AIM OF THE EXERCISE:
Each entry below is to be duplicated verbatim.

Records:
-- start --

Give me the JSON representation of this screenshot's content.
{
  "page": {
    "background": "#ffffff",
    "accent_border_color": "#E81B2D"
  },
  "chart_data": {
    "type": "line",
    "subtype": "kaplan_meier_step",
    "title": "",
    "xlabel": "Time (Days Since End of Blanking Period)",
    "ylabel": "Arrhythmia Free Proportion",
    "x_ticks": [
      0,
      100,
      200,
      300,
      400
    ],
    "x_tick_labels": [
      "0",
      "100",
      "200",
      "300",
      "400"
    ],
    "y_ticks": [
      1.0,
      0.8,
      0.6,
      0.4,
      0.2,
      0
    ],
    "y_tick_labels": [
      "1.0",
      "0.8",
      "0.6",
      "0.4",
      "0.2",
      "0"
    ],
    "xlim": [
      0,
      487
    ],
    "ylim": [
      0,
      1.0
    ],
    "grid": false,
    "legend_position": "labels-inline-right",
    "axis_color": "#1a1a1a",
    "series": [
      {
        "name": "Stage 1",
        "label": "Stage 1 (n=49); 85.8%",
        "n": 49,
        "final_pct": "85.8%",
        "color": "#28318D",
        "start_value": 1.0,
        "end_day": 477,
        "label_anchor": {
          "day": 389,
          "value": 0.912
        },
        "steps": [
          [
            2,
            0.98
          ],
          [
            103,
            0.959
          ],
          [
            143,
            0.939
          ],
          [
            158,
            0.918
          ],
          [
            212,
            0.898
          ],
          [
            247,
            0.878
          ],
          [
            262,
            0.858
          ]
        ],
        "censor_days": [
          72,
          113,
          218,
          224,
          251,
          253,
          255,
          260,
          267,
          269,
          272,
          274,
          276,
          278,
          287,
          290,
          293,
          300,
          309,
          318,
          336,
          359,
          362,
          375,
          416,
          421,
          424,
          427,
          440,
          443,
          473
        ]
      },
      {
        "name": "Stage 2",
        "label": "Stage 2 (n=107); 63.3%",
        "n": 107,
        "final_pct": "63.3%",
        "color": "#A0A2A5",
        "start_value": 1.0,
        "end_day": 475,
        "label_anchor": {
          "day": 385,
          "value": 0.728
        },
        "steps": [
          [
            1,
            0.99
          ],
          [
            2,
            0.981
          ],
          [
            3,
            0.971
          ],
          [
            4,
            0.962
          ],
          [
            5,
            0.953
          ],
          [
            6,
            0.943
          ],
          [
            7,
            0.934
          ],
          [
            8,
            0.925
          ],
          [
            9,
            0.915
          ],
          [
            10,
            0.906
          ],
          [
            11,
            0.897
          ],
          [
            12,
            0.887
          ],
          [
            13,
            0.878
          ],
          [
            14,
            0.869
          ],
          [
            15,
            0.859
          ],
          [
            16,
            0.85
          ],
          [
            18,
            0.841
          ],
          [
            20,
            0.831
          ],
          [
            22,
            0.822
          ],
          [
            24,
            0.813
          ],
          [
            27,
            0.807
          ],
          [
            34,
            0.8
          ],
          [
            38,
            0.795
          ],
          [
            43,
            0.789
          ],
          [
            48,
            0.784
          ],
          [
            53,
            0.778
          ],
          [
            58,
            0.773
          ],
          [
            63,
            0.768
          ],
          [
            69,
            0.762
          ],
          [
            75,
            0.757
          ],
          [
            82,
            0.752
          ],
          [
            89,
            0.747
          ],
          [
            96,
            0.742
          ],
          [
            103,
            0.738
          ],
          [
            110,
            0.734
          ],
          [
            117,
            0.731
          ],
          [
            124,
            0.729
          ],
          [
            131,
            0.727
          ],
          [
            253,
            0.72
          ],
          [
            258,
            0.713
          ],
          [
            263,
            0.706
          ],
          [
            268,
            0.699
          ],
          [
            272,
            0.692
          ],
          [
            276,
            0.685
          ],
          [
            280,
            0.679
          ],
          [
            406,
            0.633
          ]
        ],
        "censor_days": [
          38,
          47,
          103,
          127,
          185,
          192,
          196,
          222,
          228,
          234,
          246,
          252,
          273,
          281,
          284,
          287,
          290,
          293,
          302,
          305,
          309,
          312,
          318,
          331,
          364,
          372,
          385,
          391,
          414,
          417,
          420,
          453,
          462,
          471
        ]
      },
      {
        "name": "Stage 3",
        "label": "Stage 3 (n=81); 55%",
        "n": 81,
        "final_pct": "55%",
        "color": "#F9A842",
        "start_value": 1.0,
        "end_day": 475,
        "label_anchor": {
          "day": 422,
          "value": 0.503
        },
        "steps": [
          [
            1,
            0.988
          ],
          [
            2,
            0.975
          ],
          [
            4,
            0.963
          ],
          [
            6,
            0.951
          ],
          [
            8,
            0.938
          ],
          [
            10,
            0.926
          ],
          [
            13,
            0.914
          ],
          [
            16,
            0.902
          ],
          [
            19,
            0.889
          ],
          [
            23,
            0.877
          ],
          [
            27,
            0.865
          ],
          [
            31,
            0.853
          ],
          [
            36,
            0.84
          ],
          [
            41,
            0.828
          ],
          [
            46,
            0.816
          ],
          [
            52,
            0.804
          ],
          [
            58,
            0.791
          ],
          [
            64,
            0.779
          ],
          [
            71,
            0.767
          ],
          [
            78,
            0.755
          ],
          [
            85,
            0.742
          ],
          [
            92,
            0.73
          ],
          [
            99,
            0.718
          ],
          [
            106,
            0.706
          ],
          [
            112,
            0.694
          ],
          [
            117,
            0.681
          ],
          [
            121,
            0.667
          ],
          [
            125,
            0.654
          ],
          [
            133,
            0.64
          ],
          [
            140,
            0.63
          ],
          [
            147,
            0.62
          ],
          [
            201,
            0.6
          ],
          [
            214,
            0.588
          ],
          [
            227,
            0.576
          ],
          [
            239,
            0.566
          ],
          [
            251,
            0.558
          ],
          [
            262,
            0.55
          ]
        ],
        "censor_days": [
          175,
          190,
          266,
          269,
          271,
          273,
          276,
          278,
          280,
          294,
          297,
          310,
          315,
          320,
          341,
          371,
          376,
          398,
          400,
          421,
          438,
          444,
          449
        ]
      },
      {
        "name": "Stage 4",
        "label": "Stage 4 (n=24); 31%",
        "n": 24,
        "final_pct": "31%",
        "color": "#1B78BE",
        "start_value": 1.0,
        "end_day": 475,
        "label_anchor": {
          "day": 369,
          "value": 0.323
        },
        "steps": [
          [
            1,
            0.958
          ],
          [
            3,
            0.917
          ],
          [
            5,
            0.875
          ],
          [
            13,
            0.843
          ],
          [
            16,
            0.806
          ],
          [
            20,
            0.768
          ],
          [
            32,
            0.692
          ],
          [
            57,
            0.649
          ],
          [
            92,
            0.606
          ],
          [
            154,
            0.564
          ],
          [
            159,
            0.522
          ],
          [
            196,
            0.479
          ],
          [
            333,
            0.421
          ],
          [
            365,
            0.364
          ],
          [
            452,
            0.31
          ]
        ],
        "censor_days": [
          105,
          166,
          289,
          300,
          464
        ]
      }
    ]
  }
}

-- end --

ANSWER TO THIS PROBLEM:
Give me the JSON representation of this screenshot's content.
{
  "page": {
    "background": "#ffffff",
    "accent_border_color": "#E81B2D"
  },
  "chart_data": {
    "type": "line",
    "subtype": "kaplan_meier_step",
    "title": "",
    "xlabel": "Time (Days Since End of Blanking Period)",
    "ylabel": "Arrhythmia Free Proportion",
    "x_ticks": [
      0,
      100,
      200,
      300,
      400
    ],
    "x_tick_labels": [
      "0",
      "100",
      "200",
      "300",
      "400"
    ],
    "y_ticks": [
      1.0,
      0.8,
      0.6,
      0.4,
      0.2,
      0
    ],
    "y_tick_labels": [
      "1.0",
      "0.8",
      "0.6",
      "0.4",
      "0.2",
      "0"
    ],
    "xlim": [
      0,
      487
    ],
    "ylim": [
      0,
      1.0
    ],
    "grid": false,
    "legend_position": "labels-inline-right",
    "axis_color": "#1a1a1a",
    "series": [
      {
        "name": "Stage 1",
        "label": "Stage 1 (n=49); 85.8%",
        "n": 49,
        "final_pct": "85.8%",
        "color": "#28318D",
        "start_value": 1.0,
        "end_day": 477,
        "label_anchor": {
          "day": 389,
          "value": 0.912
        },
        "steps": [
          [
            2,
            0.98
          ],
          [
            103,
            0.959
          ],
          [
            143,
            0.939
          ],
          [
            158,
            0.918
          ],
          [
            212,
            0.898
          ],
          [
            247,
            0.878
          ],
          [
            262,
            0.858
          ]
        ],
        "censor_days": [
          72,
          113,
          218,
          224,
          251,
          253,
          255,
          260,
          267,
          269,
          272,
          274,
          276,
          278,
          287,
          290,
          293,
          300,
          309,
          318,
          336,
          359,
          362,
          375,
          416,
          421,
          424,
          427,
          440,
          443,
          473
        ]
      },
      {
        "name": "Stage 2",
        "label": "Stage 2 (n=107); 63.3%",
        "n": 107,
        "final_pct": "63.3%",
        "color": "#A0A2A5",
        "start_value": 1.0,
        "end_day": 475,
        "label_anchor": {
          "day": 385,
          "value": 0.728
        },
        "steps": [
          [
            1,
            0.99
          ],
          [
            2,
            0.981
          ],
          [
            3,
            0.971
          ],
          [
            4,
            0.962
          ],
          [
            5,
            0.953
          ],
          [
            6,
            0.943
          ],
          [
            7,
            0.934
          ],
          [
            8,
            0.925
          ],
          [
            9,
            0.915
          ],
          [
            10,
            0.906
          ],
          [
            11,
            0.897
          ],
          [
            12,
            0.887
          ],
          [
            13,
            0.878
          ],
          [
            14,
            0.869
          ],
          [
            15,
            0.859
          ],
          [
            16,
            0.85
          ],
          [
            18,
            0.841
          ],
          [
            20,
            0.831
          ],
          [
            22,
            0.822
          ],
          [
            24,
            0.813
          ],
          [
            27,
            0.807
          ],
          [
            34,
            0.8
          ],
          [
            38,
            0.795
          ],
          [
            43,
            0.789
          ],
          [
            48,
            0.784
          ],
          [
            53,
            0.778
          ],
          [
            58,
            0.773
          ],
          [
            63,
            0.768
          ],
          [
            69,
            0.762
          ],
          [
            75,
            0.757
          ],
          [
            82,
            0.752
          ],
          [
            89,
            0.747
          ],
          [
            96,
            0.742
          ],
          [
            103,
            0.738
          ],
          [
            110,
            0.734
          ],
          [
            117,
            0.731
          ],
          [
            124,
            0.729
          ],
          [
            131,
            0.727
          ],
          [
            253,
            0.72
          ],
          [
            258,
            0.713
          ],
          [
            263,
            0.706
          ],
          [
            268,
            0.699
          ],
          [
            272,
            0.692
          ],
          [
            276,
            0.685
          ],
          [
            280,
            0.679
          ],
          [
            406,
            0.633
          ]
        ],
        "censor_days": [
          38,
          47,
          103,
          127,
          185,
          192,
          196,
          222,
          228,
          234,
          246,
          252,
          273,
          281,
          284,
          287,
          290,
          293,
          302,
          305,
          309,
          312,
          318,
          331,
          364,
          372,
          385,
          391,
          414,
          417,
          420,
          453,
          462,
          471
        ]
      },
      {
        "name": "Stage 3",
        "label": "Stage 3 (n=81); 55%",
        "n": 81,
        "final_pct": "55%",
        "color": "#F9A842",
        "start_value": 1.0,
        "end_day": 475,
        "label_anchor": {
          "day": 422,
          "value": 0.503
        },
        "steps": [
          [
            1,
            0.988
          ],
          [
            2,
            0.975
          ],
          [
            4,
            0.963
          ],
          [
            6,
            0.951
          ],
          [
            8,
            0.938
          ],
          [
            10,
            0.926
          ],
          [
            13,
            0.914
          ],
          [
            16,
            0.902
          ],
          [
            19,
            0.889
          ],
          [
            23,
            0.877
          ],
          [
            27,
            0.865
          ],
          [
            31,
            0.853
          ],
          [
            36,
            0.84
          ],
          [
            41,
            0.828
          ],
          [
            46,
            0.816
          ],
          [
            52,
            0.804
          ],
          [
            58,
            0.791
          ],
          [
            64,
            0.779
          ],
          [
            71,
            0.767
          ],
          [
            78,
            0.755
          ],
          [
            85,
            0.742
          ],
          [
            92,
            0.73
          ],
          [
            99,
            0.718
          ],
          [
            106,
            0.706
          ],
          [
            112,
            0.694
          ],
          [
            117,
            0.681
          ],
          [
            121,
            0.667
          ],
          [
            125,
            0.654
          ],
          [
            133,
            0.64
          ],
          [
            140,
            0.63
          ],
          [
            147,
            0.62
          ],
          [
            201,
            0.6
          ],
          [
            214,
            0.588
          ],
          [
            227,
            0.576
          ],
          [
            239,
            0.566
          ],
          [
            251,
            0.558
          ],
          [
            262,
            0.55
          ]
        ],
        "censor_days": [
          175,
          190,
          266,
          269,
          271,
          273,
          276,
          278,
          280,
          294,
          297,
          310,
          315,
          320,
          341,
          371,
          376,
          398,
          400,
          421,
          438,
          444,
          449
        ]
      },
      {
        "name": "Stage 4",
        "label": "Stage 4 (n=24); 31%",
        "n": 24,
        "final_pct": "31%",
        "color": "#1B78BE",
        "start_value": 1.0,
        "end_day": 475,
        "label_anchor": {
          "day": 369,
          "value": 0.323
        },
        "steps": [
          [
            1,
            0.958
          ],
          [
            3,
            0.917
          ],
          [
            5,
            0.875
          ],
          [
            13,
            0.843
          ],
          [
            16,
            0.806
          ],
          [
            20,
            0.768
          ],
          [
            32,
            0.692
          ],
          [
            57,
            0.649
          ],
          [
            92,
            0.606
          ],
          [
            154,
            0.564
          ],
          [
            159,
            0.522
          ],
          [
            196,
            0.479
          ],
          [
            333,
            0.421
          ],
          [
            365,
            0.364
          ],
          [
            452,
            0.31
          ]
        ],
        "censor_days": [
          105,
          166,
          289,
          300,
          464
        ]
      }
    ]
  }
}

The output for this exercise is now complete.